[Supplied records]
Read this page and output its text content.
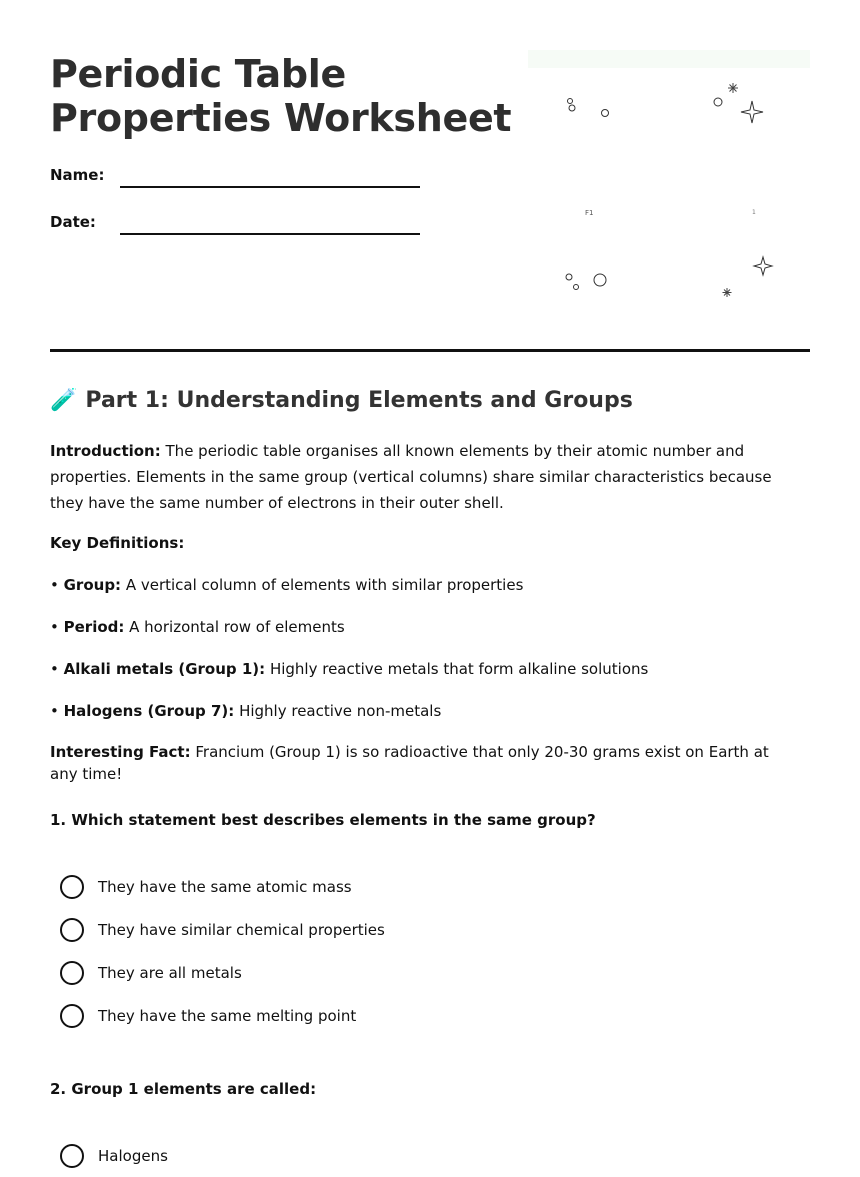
Periodic Table
Properties Worksheet
Name:
Date:	F1	1
🧪 Part 1: Understanding Elements and Groups

Introduction: The periodic table organises all known elements by their atomic number and properties. Elements in the same group (vertical columns) share similar characteristics because they have the same number of electrons in their outer shell.

Key Definitions:

• Group: A vertical column of elements with similar properties

• Period: A horizontal row of elements

• Alkali metals (Group 1): Highly reactive metals that form alkaline solutions

• Halogens (Group 7): Highly reactive non-metals

Interesting Fact: Francium (Group 1) is so radioactive that only 20-30 grams exist on Earth at any time!

1. Which statement best describes elements in the same group?

They have the same atomic mass
They have similar chemical properties
They are all metals
They have the same melting point

2. Group 1 elements are called:

Halogens
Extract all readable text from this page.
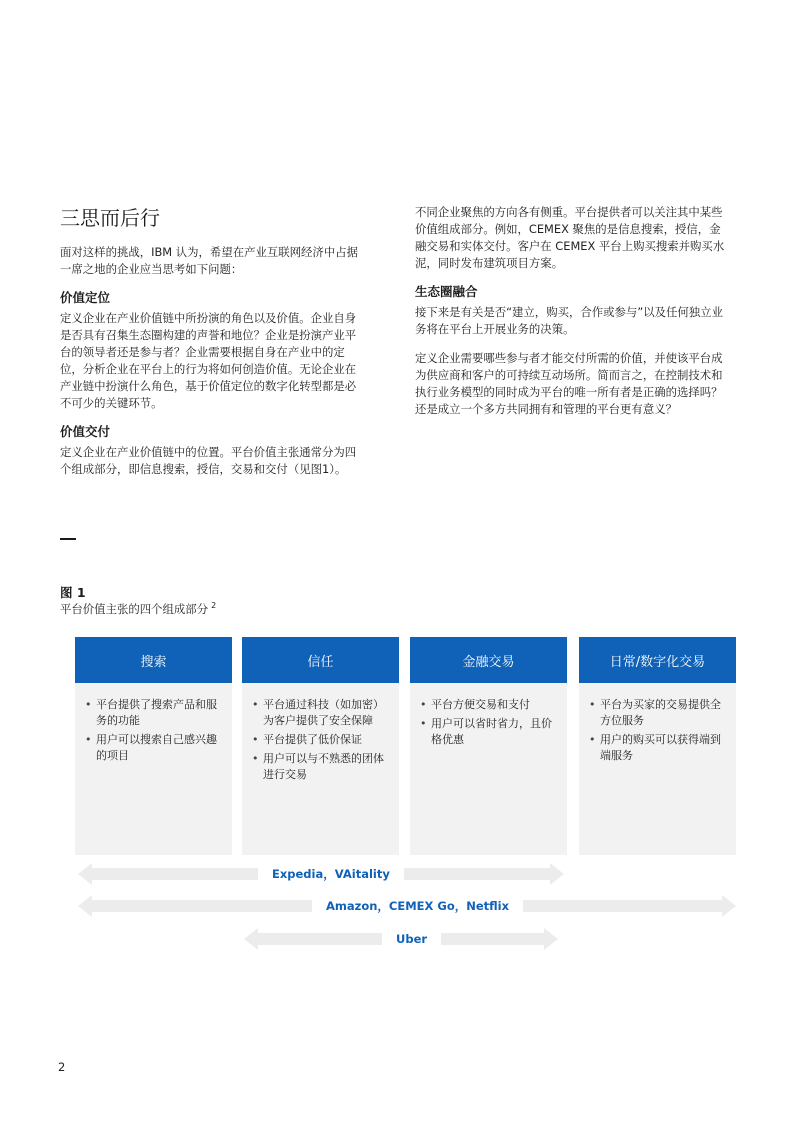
三思而后行

面对这样的挑战，IBM 认为，希望在产业互联网经济中占据一席之地的企业应当思考如下问题：

价值定位

定义企业在产业价值链中所扮演的角色以及价值。企业自身是否具有召集生态圈构建的声誉和地位？企业是扮演产业平台的领导者还是参与者？企业需要根据自身在产业中的定位，分析企业在平台上的行为将如何创造价值。无论企业在产业链中扮演什么角色，基于价值定位的数字化转型都是必不可少的关键环节。

价值交付

定义企业在产业价值链中的位置。平台价值主张通常分为四个组成部分，即信息搜索，授信，交易和交付（见图1）。

不同企业聚焦的方向各有侧重。平台提供者可以关注其中某些价值组成部分。例如，CEMEX 聚焦的是信息搜索，授信，金融交易和实体交付。客户在 CEMEX 平台上购买搜索并购买水泥，同时发布建筑项目方案。

生态圈融合

接下来是有关是否“建立，购买，合作或参与”以及任何独立业务将在平台上开展业务的决策。

定义企业需要哪些参与者才能交付所需的价值，并使该平台成为供应商和客户的可持续互动场所。简而言之，在控制技术和执行业务模型的同时成为平台的唯一所有者是正确的选择吗？还是成立一个多方共同拥有和管理的平台更有意义？

图 1
平台价值主张的四个组成部分 $^2$
搜索
• 平台提供了搜索产品和服务的功能
• 用户可以搜索自己感兴趣的项目
信任
• 平台通过科技（如加密）为客户提供了安全保障
• 平台提供了低价保证
• 用户可以与不熟悉的团体进行交易
金融交易
• 平台方便交易和支付
• 用户可以省时省力，且价格优惠
日常/数字化交易
• 平台为买家的交易提供全方位服务
• 用户的购买可以获得端到端服务
Expedia，VAitality
Amazon，CEMEX Go，Netflix
Uber
2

[Problem to solve] Scan the material above. Return every line containing the string "same".

[Solution]
Introduction: The periodic table organises all known elements by their atomic number and properties. Elements in the same group (vertical columns) share similar characteristics because they have the same number of electrons in their outer shell.
1. Which statement best describes elements in the same group?
They have the same atomic mass
They have the same melting point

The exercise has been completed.